# Material shown
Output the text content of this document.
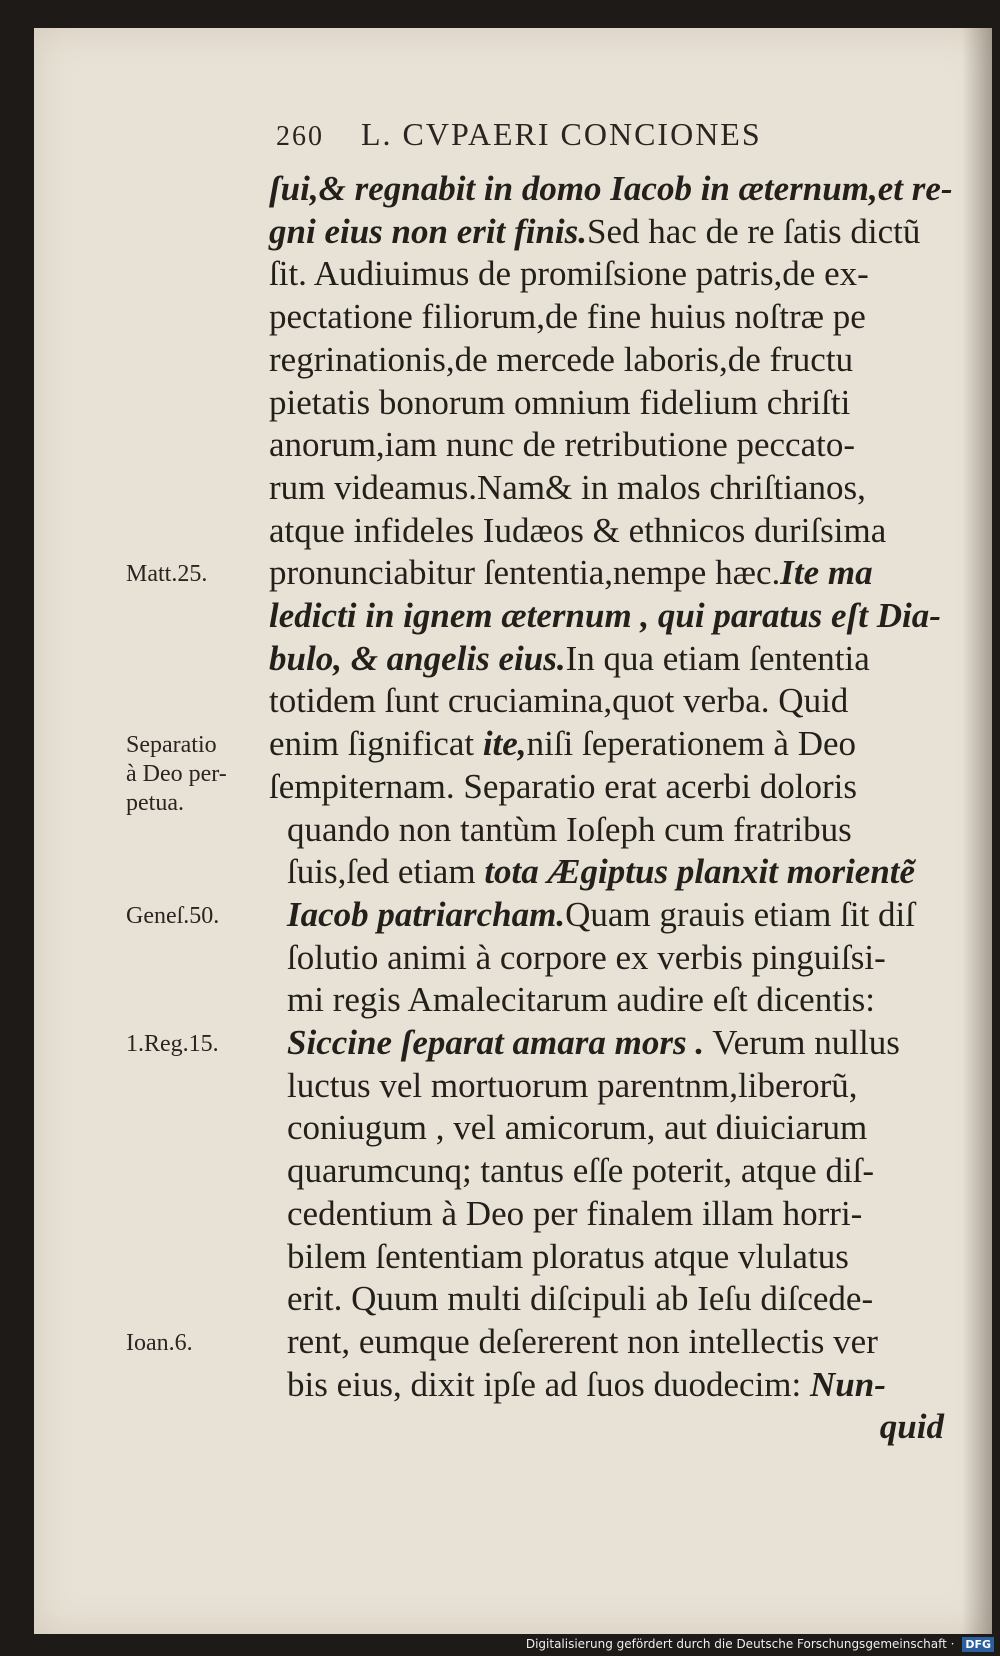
260 L. CVPAERI CONCIONES
ſui,& regnabit in domo Iacob in æternum,et re-
gni eius non erit finis.Sed hac de re ſatis dictũ
ſit. Audiuimus de promiſsione patris,de ex-
pectatione filiorum,de fine huius noſtræ pe
regrinationis,de mercede laboris,de fructu
pietatis bonorum omnium fidelium chriſti
anorum,iam nunc de retributione peccato-
rum videamus.Nam& in malos chriſtianos,
atque infideles Iudæos & ethnicos duriſsima
pronunciabitur ſententia,nempe hæc.Ite ma
ledicti in ignem æternum , qui paratus eſt Dia-
bulo, & angelis eius.In qua etiam ſententia
totidem ſunt cruciamina,quot verba. Quid
enim ſignificat ite,niſi ſeperationem à Deo
ſempiternam. Separatio erat acerbi doloris
quando non tantùm Ioſeph cum fratribus
ſuis,ſed etiam tota Ægiptus planxit morientẽ
Iacob patriarcham.Quam grauis etiam ſit diſ
ſolutio animi à corpore ex verbis pinguiſsi-
mi regis Amalecitarum audire eſt dicentis:
Siccine ſeparat amara mors . Verum nullus
luctus vel mortuorum parentnm,liberorũ,
coniugum , vel amicorum, aut diuiciarum
quarumcunq; tantus eſſe poterit, atque diſ-
cedentium à Deo per finalem illam horri-
bilem ſententiam ploratus atque vlulatus
erit. Quum multi diſcipuli ab Ieſu diſcede-
rent, eumque deſererent non intellectis ver
bis eius, dixit ipſe ad ſuos duodecim: Nun-
quid
Matt.25.
Separatio
à Deo per-
petua.
Geneſ.50.
1.Reg.15.
Ioan.6.
Digitalisierung gefördert durch die Deutsche Forschungsgemeinschaft · DFG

# Task description
Copy every record above exactly as written, but leave out the pictures.

# Final result
Output the text content of this document.
260 L. CVPAERI CONCIONES
ſui,& regnabit in domo Iacob in æternum,et re-
gni eius non erit finis.Sed hac de re ſatis dictũ
ſit. Audiuimus de promiſsione patris,de ex-
pectatione filiorum,de fine huius noſtræ pe
regrinationis,de mercede laboris,de fructu
pietatis bonorum omnium fidelium chriſti
anorum,iam nunc de retributione peccato-
rum videamus.Nam& in malos chriſtianos,
atque infideles Iudæos & ethnicos duriſsima
pronunciabitur ſententia,nempe hæc.Ite ma
ledicti in ignem æternum , qui paratus eſt Dia-
bulo, & angelis eius.In qua etiam ſententia
totidem ſunt cruciamina,quot verba. Quid
enim ſignificat ite,niſi ſeperationem à Deo
ſempiternam. Separatio erat acerbi doloris
quando non tantùm Ioſeph cum fratribus
ſuis,ſed etiam tota Ægiptus planxit morientẽ
Iacob patriarcham.Quam grauis etiam ſit diſ
ſolutio animi à corpore ex verbis pinguiſsi-
mi regis Amalecitarum audire eſt dicentis:
Siccine ſeparat amara mors . Verum nullus
luctus vel mortuorum parentnm,liberorũ,
coniugum , vel amicorum, aut diuiciarum
quarumcunq; tantus eſſe poterit, atque diſ-
cedentium à Deo per finalem illam horri-
bilem ſententiam ploratus atque vlulatus
erit. Quum multi diſcipuli ab Ieſu diſcede-
rent, eumque deſererent non intellectis ver
bis eius, dixit ipſe ad ſuos duodecim: Nun-
quid
Matt.25.
Separatio
à Deo per-
petua.
Geneſ.50.
1.Reg.15.
Ioan.6.
Digitalisierung gefördert durch die Deutsche Forschungsgemeinschaft · DFG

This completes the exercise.